=== Data lines ===

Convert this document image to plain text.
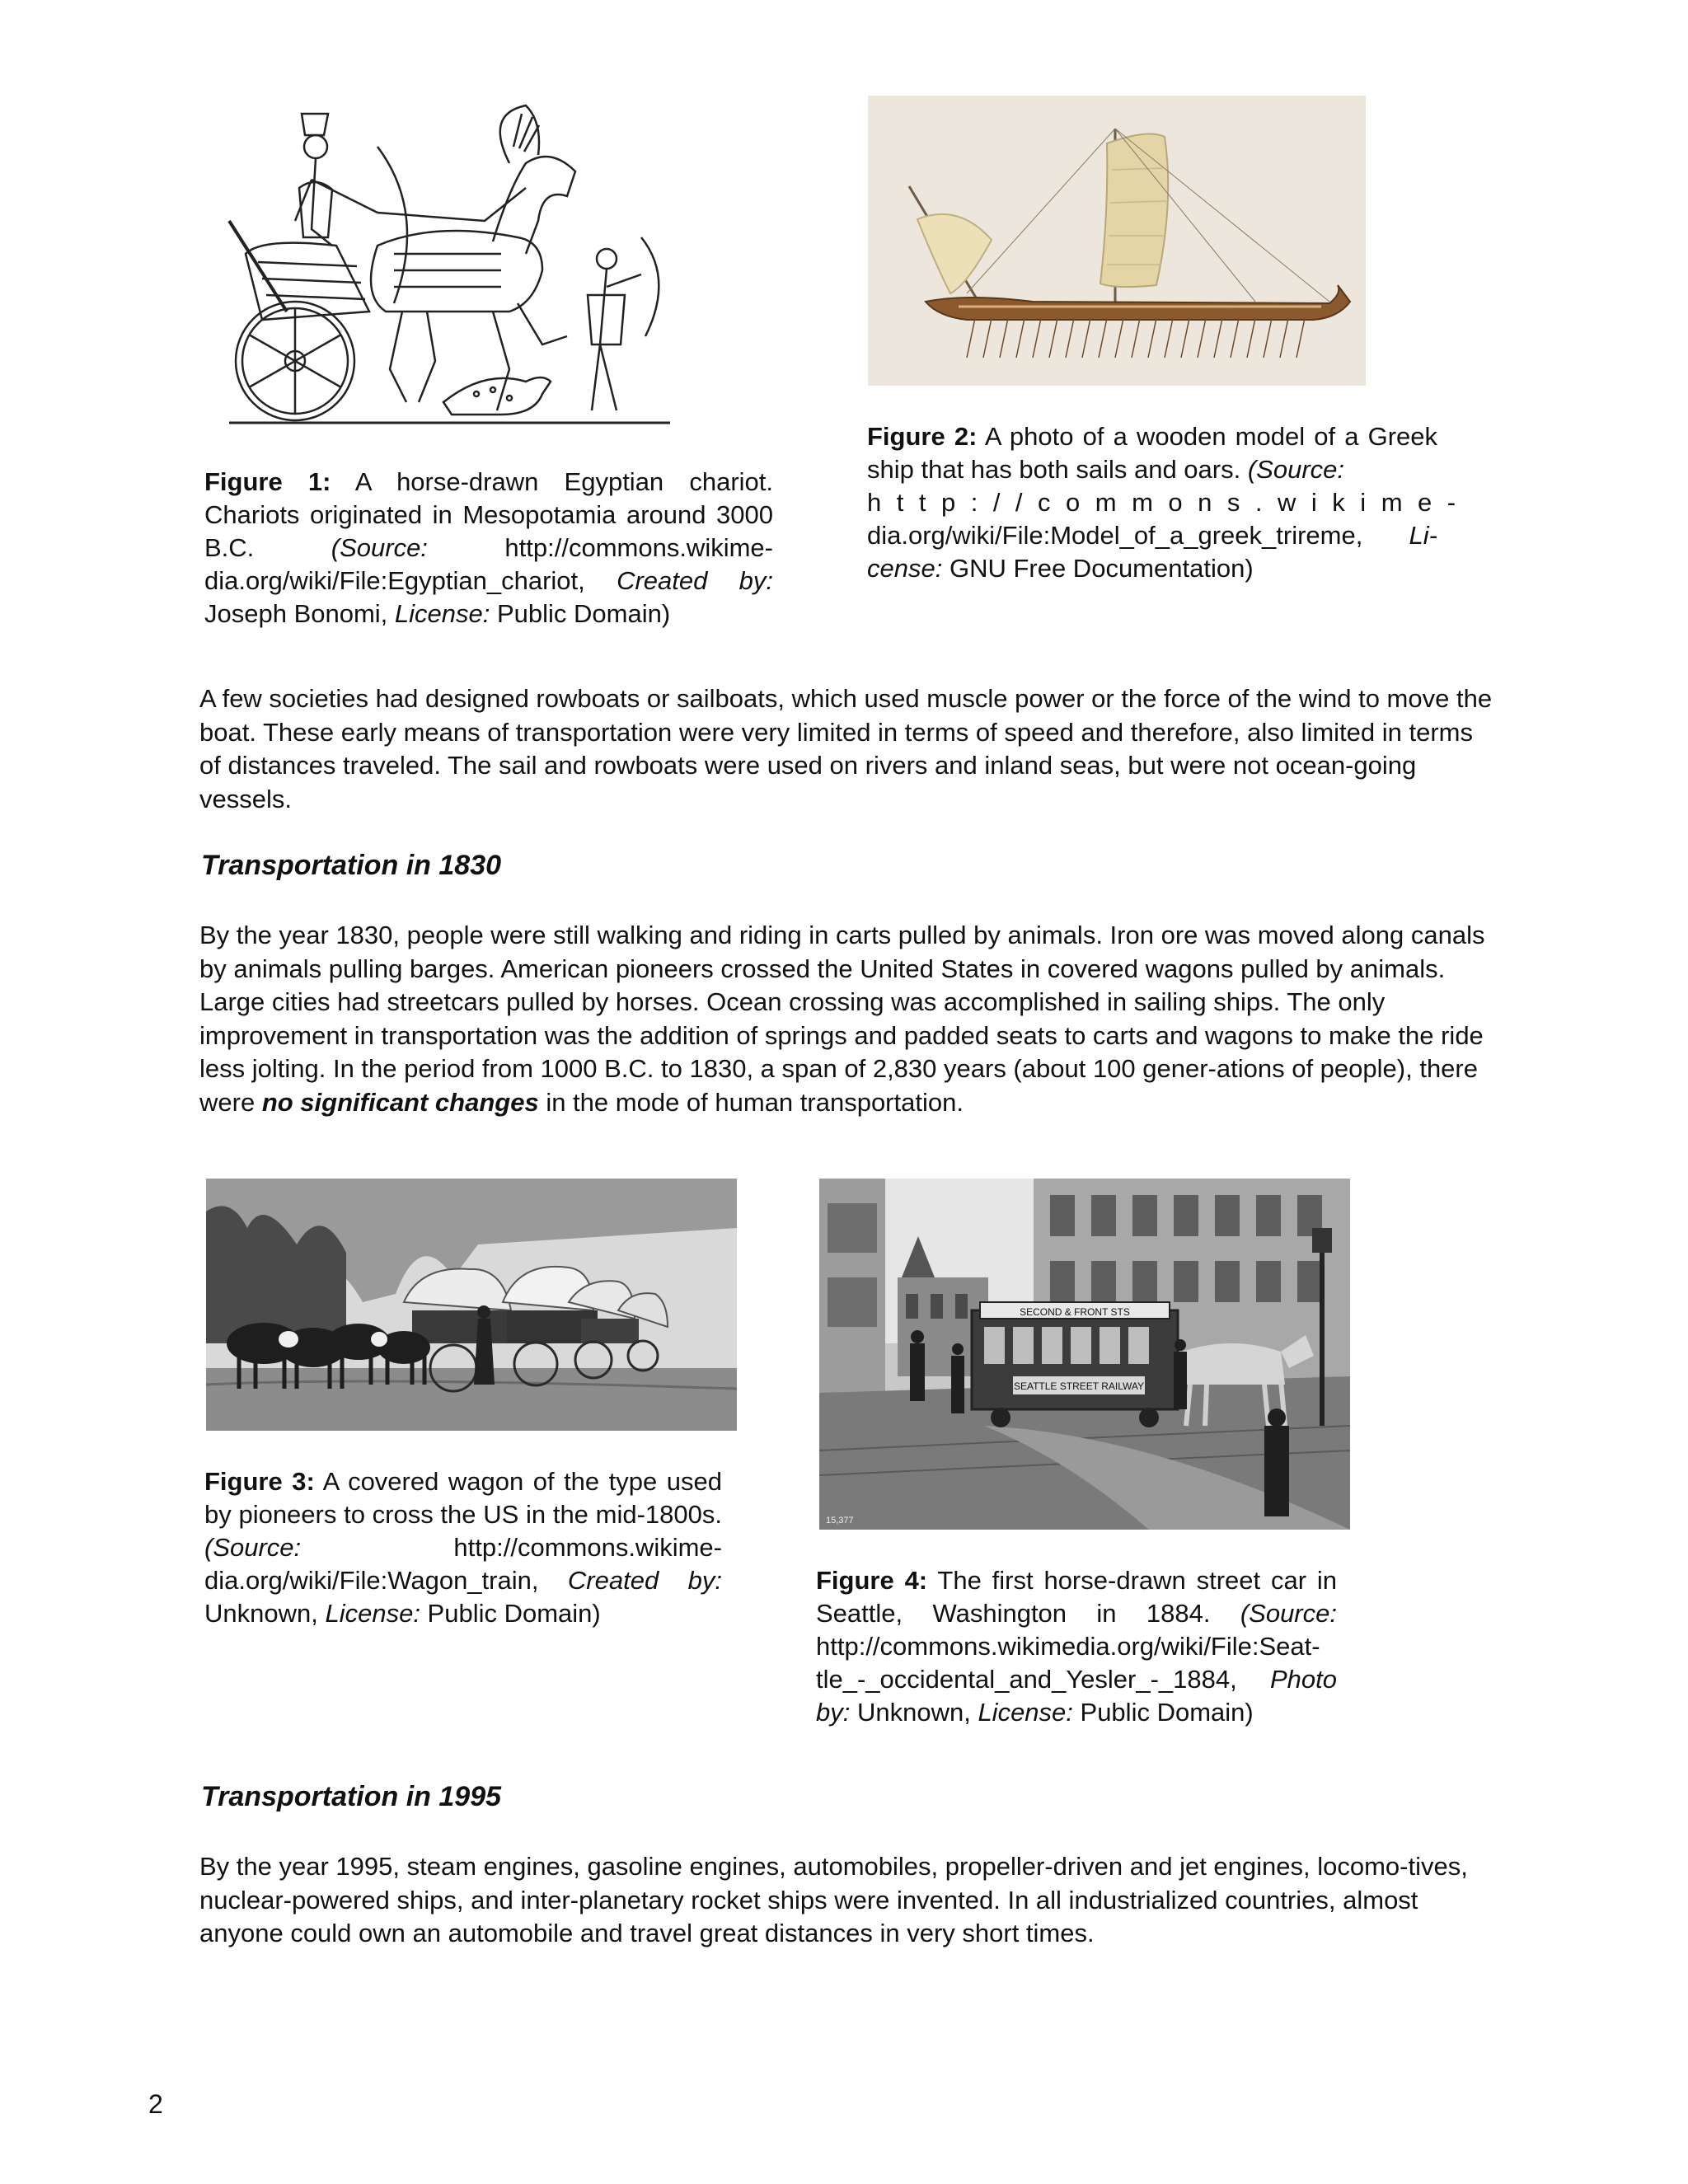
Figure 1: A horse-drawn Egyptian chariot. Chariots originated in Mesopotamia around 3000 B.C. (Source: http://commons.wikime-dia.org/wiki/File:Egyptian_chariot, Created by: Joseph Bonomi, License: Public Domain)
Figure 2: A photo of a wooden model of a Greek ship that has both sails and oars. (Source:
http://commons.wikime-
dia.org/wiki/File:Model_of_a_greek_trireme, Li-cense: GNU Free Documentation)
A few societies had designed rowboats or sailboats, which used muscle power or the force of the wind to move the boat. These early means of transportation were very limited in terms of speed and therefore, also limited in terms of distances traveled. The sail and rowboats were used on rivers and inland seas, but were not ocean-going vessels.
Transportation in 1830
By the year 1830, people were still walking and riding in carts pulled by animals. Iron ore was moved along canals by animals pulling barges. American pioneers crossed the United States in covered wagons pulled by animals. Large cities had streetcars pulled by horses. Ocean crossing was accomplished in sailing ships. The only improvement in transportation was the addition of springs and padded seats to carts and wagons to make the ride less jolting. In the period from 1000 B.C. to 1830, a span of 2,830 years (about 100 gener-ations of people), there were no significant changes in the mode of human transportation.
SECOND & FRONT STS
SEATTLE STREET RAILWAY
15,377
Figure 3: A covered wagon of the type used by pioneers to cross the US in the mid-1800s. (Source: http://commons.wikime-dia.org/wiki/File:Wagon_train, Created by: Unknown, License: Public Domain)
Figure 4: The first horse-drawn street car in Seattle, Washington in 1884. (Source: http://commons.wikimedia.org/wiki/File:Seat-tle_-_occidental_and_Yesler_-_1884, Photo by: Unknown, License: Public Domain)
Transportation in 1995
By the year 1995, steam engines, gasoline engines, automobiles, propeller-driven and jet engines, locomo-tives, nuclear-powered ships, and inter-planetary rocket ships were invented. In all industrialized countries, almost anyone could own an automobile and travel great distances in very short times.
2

===

- **Work to do**
Every record is to be reproduced exactly, with no pictures included.

- **Result of this exercise**
Convert this document image to plain text.
Figure 1: A horse-drawn Egyptian chariot. Chariots originated in Mesopotamia around 3000 B.C. (Source: http://commons.wikime-dia.org/wiki/File:Egyptian_chariot, Created by: Joseph Bonomi, License: Public Domain)
Figure 2: A photo of a wooden model of a Greek ship that has both sails and oars. (Source:
http://commons.wikime-
dia.org/wiki/File:Model_of_a_greek_trireme, Li-cense: GNU Free Documentation)
A few societies had designed rowboats or sailboats, which used muscle power or the force of the wind to move the boat. These early means of transportation were very limited in terms of speed and therefore, also limited in terms of distances traveled. The sail and rowboats were used on rivers and inland seas, but were not ocean-going vessels.
Transportation in 1830
By the year 1830, people were still walking and riding in carts pulled by animals. Iron ore was moved along canals by animals pulling barges. American pioneers crossed the United States in covered wagons pulled by animals. Large cities had streetcars pulled by horses. Ocean crossing was accomplished in sailing ships. The only improvement in transportation was the addition of springs and padded seats to carts and wagons to make the ride less jolting. In the period from 1000 B.C. to 1830, a span of 2,830 years (about 100 gener-ations of people), there were no significant changes in the mode of human transportation.
SECOND & FRONT STS
SEATTLE STREET RAILWAY
15,377
Figure 3: A covered wagon of the type used by pioneers to cross the US in the mid-1800s. (Source: http://commons.wikime-dia.org/wiki/File:Wagon_train, Created by: Unknown, License: Public Domain)
Figure 4: The first horse-drawn street car in Seattle, Washington in 1884. (Source: http://commons.wikimedia.org/wiki/File:Seat-tle_-_occidental_and_Yesler_-_1884, Photo by: Unknown, License: Public Domain)
Transportation in 1995
By the year 1995, steam engines, gasoline engines, automobiles, propeller-driven and jet engines, locomo-tives, nuclear-powered ships, and inter-planetary rocket ships were invented. In all industrialized countries, almost anyone could own an automobile and travel great distances in very short times.
2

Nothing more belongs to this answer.